_WORK INSTRUCTIONS_. The entire listing is to be repeated verbatim.

_GIVEN ENTRIES_.
* BEGIN *
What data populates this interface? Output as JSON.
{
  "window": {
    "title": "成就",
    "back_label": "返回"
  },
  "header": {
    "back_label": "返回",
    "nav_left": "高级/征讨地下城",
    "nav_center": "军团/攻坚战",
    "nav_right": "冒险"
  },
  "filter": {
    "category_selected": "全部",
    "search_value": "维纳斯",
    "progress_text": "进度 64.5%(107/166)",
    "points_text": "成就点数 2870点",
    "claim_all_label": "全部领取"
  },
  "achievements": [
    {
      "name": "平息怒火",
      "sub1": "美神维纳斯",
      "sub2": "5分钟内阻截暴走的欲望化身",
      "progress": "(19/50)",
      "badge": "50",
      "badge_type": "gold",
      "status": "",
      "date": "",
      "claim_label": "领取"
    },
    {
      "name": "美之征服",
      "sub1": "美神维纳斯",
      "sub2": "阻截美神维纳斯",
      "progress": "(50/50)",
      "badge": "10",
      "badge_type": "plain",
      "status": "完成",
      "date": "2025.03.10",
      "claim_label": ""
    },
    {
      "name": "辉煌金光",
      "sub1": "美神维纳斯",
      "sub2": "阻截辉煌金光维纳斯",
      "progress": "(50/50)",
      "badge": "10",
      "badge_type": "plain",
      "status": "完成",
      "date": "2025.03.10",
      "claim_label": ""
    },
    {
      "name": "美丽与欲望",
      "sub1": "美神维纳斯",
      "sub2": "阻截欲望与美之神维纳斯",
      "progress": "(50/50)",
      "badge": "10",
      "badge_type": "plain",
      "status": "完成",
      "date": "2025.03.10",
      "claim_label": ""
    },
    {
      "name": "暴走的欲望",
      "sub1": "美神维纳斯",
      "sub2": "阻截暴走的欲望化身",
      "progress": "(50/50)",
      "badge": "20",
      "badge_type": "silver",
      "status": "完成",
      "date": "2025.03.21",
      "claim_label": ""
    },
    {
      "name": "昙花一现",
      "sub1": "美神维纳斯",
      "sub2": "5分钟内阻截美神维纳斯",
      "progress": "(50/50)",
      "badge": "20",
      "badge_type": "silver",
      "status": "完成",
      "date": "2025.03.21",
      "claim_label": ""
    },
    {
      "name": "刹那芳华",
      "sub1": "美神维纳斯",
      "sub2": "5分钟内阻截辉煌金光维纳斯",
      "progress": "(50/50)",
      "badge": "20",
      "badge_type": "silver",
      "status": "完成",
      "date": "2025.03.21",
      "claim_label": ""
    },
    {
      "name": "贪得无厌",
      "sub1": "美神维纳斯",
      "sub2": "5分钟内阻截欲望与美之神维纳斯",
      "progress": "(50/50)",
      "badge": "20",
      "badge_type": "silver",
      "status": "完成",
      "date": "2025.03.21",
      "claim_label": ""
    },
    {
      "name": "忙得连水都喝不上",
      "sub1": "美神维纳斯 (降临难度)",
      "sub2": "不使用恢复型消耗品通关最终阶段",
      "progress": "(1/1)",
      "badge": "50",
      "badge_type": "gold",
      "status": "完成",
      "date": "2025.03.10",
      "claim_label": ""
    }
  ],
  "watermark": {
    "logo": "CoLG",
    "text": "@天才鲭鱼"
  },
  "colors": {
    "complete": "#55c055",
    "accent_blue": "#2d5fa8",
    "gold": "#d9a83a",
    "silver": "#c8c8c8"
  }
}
* END *
_SOLUTION TO THE PROBLEM_.
What data populates this interface? Output as JSON.
{
  "window": {
    "title": "成就",
    "back_label": "返回"
  },
  "header": {
    "back_label": "返回",
    "nav_left": "高级/征讨地下城",
    "nav_center": "军团/攻坚战",
    "nav_right": "冒险"
  },
  "filter": {
    "category_selected": "全部",
    "search_value": "维纳斯",
    "progress_text": "进度 64.5%(107/166)",
    "points_text": "成就点数 2870点",
    "claim_all_label": "全部领取"
  },
  "achievements": [
    {
      "name": "平息怒火",
      "sub1": "美神维纳斯",
      "sub2": "5分钟内阻截暴走的欲望化身",
      "progress": "(19/50)",
      "badge": "50",
      "badge_type": "gold",
      "status": "",
      "date": "",
      "claim_label": "领取"
    },
    {
      "name": "美之征服",
      "sub1": "美神维纳斯",
      "sub2": "阻截美神维纳斯",
      "progress": "(50/50)",
      "badge": "10",
      "badge_type": "plain",
      "status": "完成",
      "date": "2025.03.10",
      "claim_label": ""
    },
    {
      "name": "辉煌金光",
      "sub1": "美神维纳斯",
      "sub2": "阻截辉煌金光维纳斯",
      "progress": "(50/50)",
      "badge": "10",
      "badge_type": "plain",
      "status": "完成",
      "date": "2025.03.10",
      "claim_label": ""
    },
    {
      "name": "美丽与欲望",
      "sub1": "美神维纳斯",
      "sub2": "阻截欲望与美之神维纳斯",
      "progress": "(50/50)",
      "badge": "10",
      "badge_type": "plain",
      "status": "完成",
      "date": "2025.03.10",
      "claim_label": ""
    },
    {
      "name": "暴走的欲望",
      "sub1": "美神维纳斯",
      "sub2": "阻截暴走的欲望化身",
      "progress": "(50/50)",
      "badge": "20",
      "badge_type": "silver",
      "status": "完成",
      "date": "2025.03.21",
      "claim_label": ""
    },
    {
      "name": "昙花一现",
      "sub1": "美神维纳斯",
      "sub2": "5分钟内阻截美神维纳斯",
      "progress": "(50/50)",
      "badge": "20",
      "badge_type": "silver",
      "status": "完成",
      "date": "2025.03.21",
      "claim_label": ""
    },
    {
      "name": "刹那芳华",
      "sub1": "美神维纳斯",
      "sub2": "5分钟内阻截辉煌金光维纳斯",
      "progress": "(50/50)",
      "badge": "20",
      "badge_type": "silver",
      "status": "完成",
      "date": "2025.03.21",
      "claim_label": ""
    },
    {
      "name": "贪得无厌",
      "sub1": "美神维纳斯",
      "sub2": "5分钟内阻截欲望与美之神维纳斯",
      "progress": "(50/50)",
      "badge": "20",
      "badge_type": "silver",
      "status": "完成",
      "date": "2025.03.21",
      "claim_label": ""
    },
    {
      "name": "忙得连水都喝不上",
      "sub1": "美神维纳斯 (降临难度)",
      "sub2": "不使用恢复型消耗品通关最终阶段",
      "progress": "(1/1)",
      "badge": "50",
      "badge_type": "gold",
      "status": "完成",
      "date": "2025.03.10",
      "claim_label": ""
    }
  ],
  "watermark": {
    "logo": "CoLG",
    "text": "@天才鲭鱼"
  },
  "colors": {
    "complete": "#55c055",
    "accent_blue": "#2d5fa8",
    "gold": "#d9a83a",
    "silver": "#c8c8c8"
  }
}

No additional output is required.